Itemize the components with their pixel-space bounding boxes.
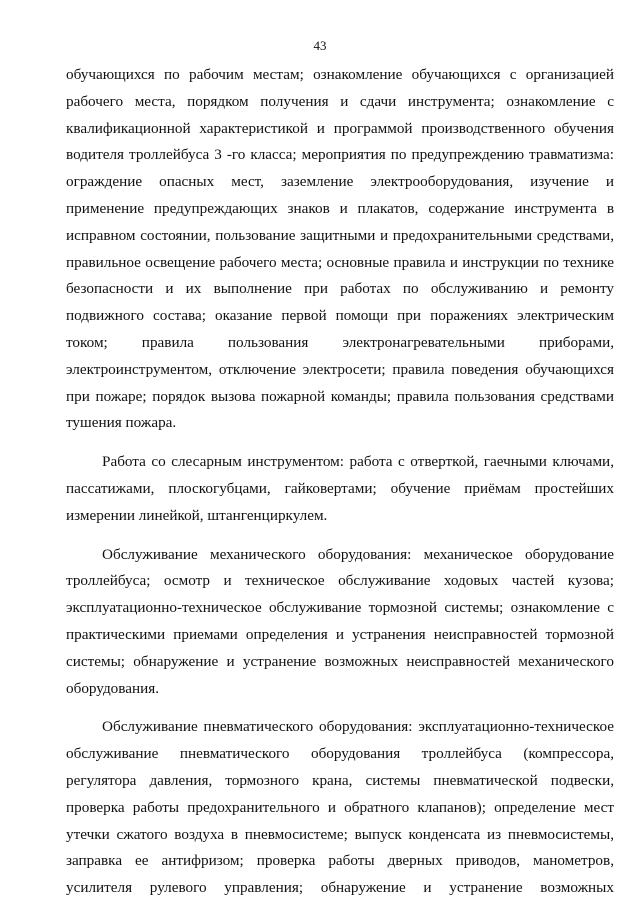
paragraph-mechanical-equipment: Обслуживание механического оборудования: механическое оборудование троллейбуса; осмотр и техническое обслуживание ходовых частей кузова; эксплуатационно-техническое обслуживание тормозной системы; ознакомление с практическими приемами определения и устранения неисправностей тормозной системы; обнаружение и устранение возможных неисправностей механического оборудования. (66, 545, 614, 697)
page-number: 43 (313, 38, 327, 53)
body-text (66, 62, 614, 902)
paragraph-safety-training: обучающихся по рабочим местам; ознакомление обучающихся с организацией рабочего места, порядком получения и сдачи инструмента; ознакомление с квалификационной характеристикой и программой производственного обучения водителя троллейбуса 3 -го класса; мероприятия по предупреждению травматизма: ограждение опасных мест, заземление электрооборудования, изучение и применение предупреждающих знаков и плакатов, содержание инструмента в исправном состоянии, пользование защитными и предохранительными средствами, правильное освещение рабочего места; основные правила и инструкции по технике безопасности и их выполнение при работах по обслуживанию и ремонту подвижного состава; оказание первой помощи при поражениях электрическим током; правила пользования электронагревательными приборами, электроинструментом, отключение электросети; правила поведения обучающихся при пожаре; порядок вызова пожарной команды; правила пользования средствами тушения пожара. (66, 66, 614, 432)
paragraph-locksmith-tools: Работа со слесарным инструментом: работа с отверткой, гаечными ключами, пассатижами, плоскогубцами, гайковертами; обучение приёмам простейших измерении линейкой, штангенциркулем. (66, 453, 614, 524)
paragraph-pneumatic-equipment: Обслуживание пневматического оборудования: эксплуатационно-техническое обслуживание пневматического оборудования троллейбуса (компрессора, регулятора давления, тормозного крана, системы пневматической подвески, проверка работы предохранительного и обратного клапанов); определение мест утечки сжатого воздуха в пневмосистеме; выпуск конденсата из пневмосистемы, заправка ее антифризом; проверка работы дверных приводов, манометров, усилителя рулевого управления; обнаружение и устранение возможных (66, 718, 614, 897)
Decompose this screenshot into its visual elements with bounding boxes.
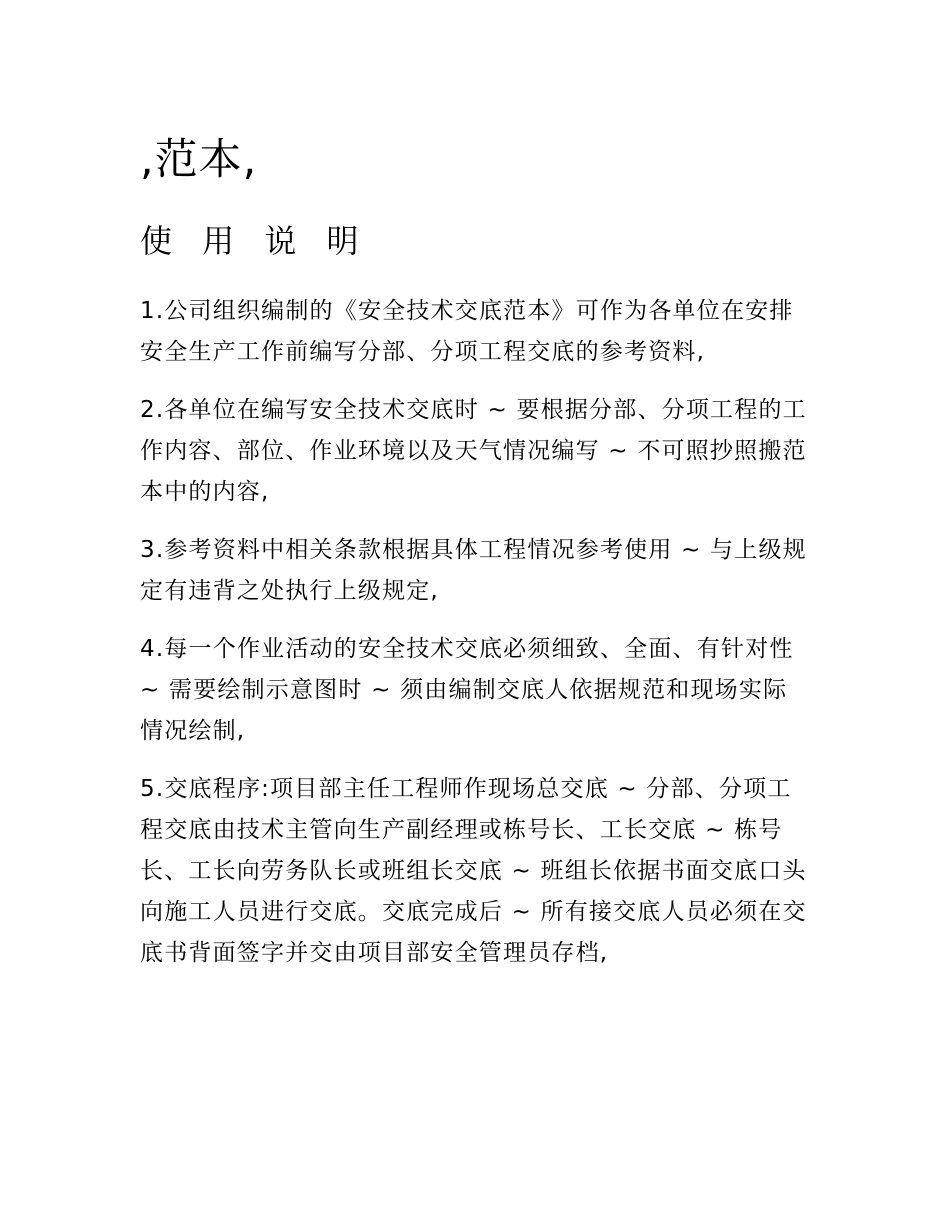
instruction-paragraph-4: 4.每一个作业活动的安全技术交底必须细致、全面、有针对性 ~ 需要绘制示意图时 ~ 须由编制交底人依据规范和现场实际情况绘制, [140,636,794,744]
instruction-list [140,291,810,974]
document-subtitle: 使 用 说 明 [140,222,369,260]
instruction-paragraph-1: 1.公司组织编制的《安全技术交底范本》可作为各单位在安排安全生产工作前编写分部、分项工程交底的参考资料, [140,298,794,365]
document-page [140,128,810,974]
instruction-paragraph-5: 5.交底程序:项目部主任工程师作现场总交底 ~ 分部、分项工程交底由技术主管向生产副经理或栋号长、工长交底 ~ 栋号长、工长向劳务队长或班组长交底 ~ 班组长依据书面交底口头向施工人员进行交底。交底完成后 ~ 所有接交底人员必须在交底书背面签字并交由项目部安全管理员存档, [140,776,807,966]
document-title: ,范本, [140,135,258,185]
instruction-paragraph-2: 2.各单位在编写安全技术交底时 ~ 要根据分部、分项工程的工作内容、部位、作业环境以及天气情况编写 ~ 不可照抄照搬范本中的内容, [140,397,807,505]
instruction-paragraph-3: 3.参考资料中相关条款根据具体工程情况参考使用 ~ 与上级规定有违背之处执行上级规定, [140,537,807,604]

» **What is required**:
Write out every line of both entries above word for word, but leave out the pictures.

» **Exercise solution**:
Itemize the components with their pixel-space bounding boxes.
paragraph-mechanical-equipment: Обслуживание механического оборудования: механическое оборудование троллейбуса; осмотр и техническое обслуживание ходовых частей кузова; эксплуатационно-техническое обслуживание тормозной системы; ознакомление с практическими приемами определения и устранения неисправностей тормозной системы; обнаружение и устранение возможных неисправностей механического оборудования. (66, 545, 614, 697)
page-number: 43 (313, 38, 327, 53)
body-text (66, 62, 614, 902)
paragraph-safety-training: обучающихся по рабочим местам; ознакомление обучающихся с организацией рабочего места, порядком получения и сдачи инструмента; ознакомление с квалификационной характеристикой и программой производственного обучения водителя троллейбуса 3 -го класса; мероприятия по предупреждению травматизма: ограждение опасных мест, заземление электрооборудования, изучение и применение предупреждающих знаков и плакатов, содержание инструмента в исправном состоянии, пользование защитными и предохранительными средствами, правильное освещение рабочего места; основные правила и инструкции по технике безопасности и их выполнение при работах по обслуживанию и ремонту подвижного состава; оказание первой помощи при поражениях электрическим током; правила пользования электронагревательными приборами, электроинструментом, отключение электросети; правила поведения обучающихся при пожаре; порядок вызова пожарной команды; правила пользования средствами тушения пожара. (66, 66, 614, 432)
paragraph-locksmith-tools: Работа со слесарным инструментом: работа с отверткой, гаечными ключами, пассатижами, плоскогубцами, гайковертами; обучение приёмам простейших измерении линейкой, штангенциркулем. (66, 453, 614, 524)
paragraph-pneumatic-equipment: Обслуживание пневматического оборудования: эксплуатационно-техническое обслуживание пневматического оборудования троллейбуса (компрессора, регулятора давления, тормозного крана, системы пневматической подвески, проверка работы предохранительного и обратного клапанов); определение мест утечки сжатого воздуха в пневмосистеме; выпуск конденсата из пневмосистемы, заправка ее антифризом; проверка работы дверных приводов, манометров, усилителя рулевого управления; обнаружение и устранение возможных (66, 718, 614, 897)
Decompose this screenshot into its visual elements with bounding boxes.
instruction-paragraph-4: 4.每一个作业活动的安全技术交底必须细致、全面、有针对性 ~ 需要绘制示意图时 ~ 须由编制交底人依据规范和现场实际情况绘制, [140,636,794,744]
instruction-list [140,291,810,974]
document-subtitle: 使 用 说 明 [140,222,369,260]
instruction-paragraph-1: 1.公司组织编制的《安全技术交底范本》可作为各单位在安排安全生产工作前编写分部、分项工程交底的参考资料, [140,298,794,365]
document-page [140,128,810,974]
instruction-paragraph-5: 5.交底程序:项目部主任工程师作现场总交底 ~ 分部、分项工程交底由技术主管向生产副经理或栋号长、工长交底 ~ 栋号长、工长向劳务队长或班组长交底 ~ 班组长依据书面交底口头向施工人员进行交底。交底完成后 ~ 所有接交底人员必须在交底书背面签字并交由项目部安全管理员存档, [140,776,807,966]
document-title: ,范本, [140,135,258,185]
instruction-paragraph-2: 2.各单位在编写安全技术交底时 ~ 要根据分部、分项工程的工作内容、部位、作业环境以及天气情况编写 ~ 不可照抄照搬范本中的内容, [140,397,807,505]
instruction-paragraph-3: 3.参考资料中相关条款根据具体工程情况参考使用 ~ 与上级规定有违背之处执行上级规定, [140,537,807,604]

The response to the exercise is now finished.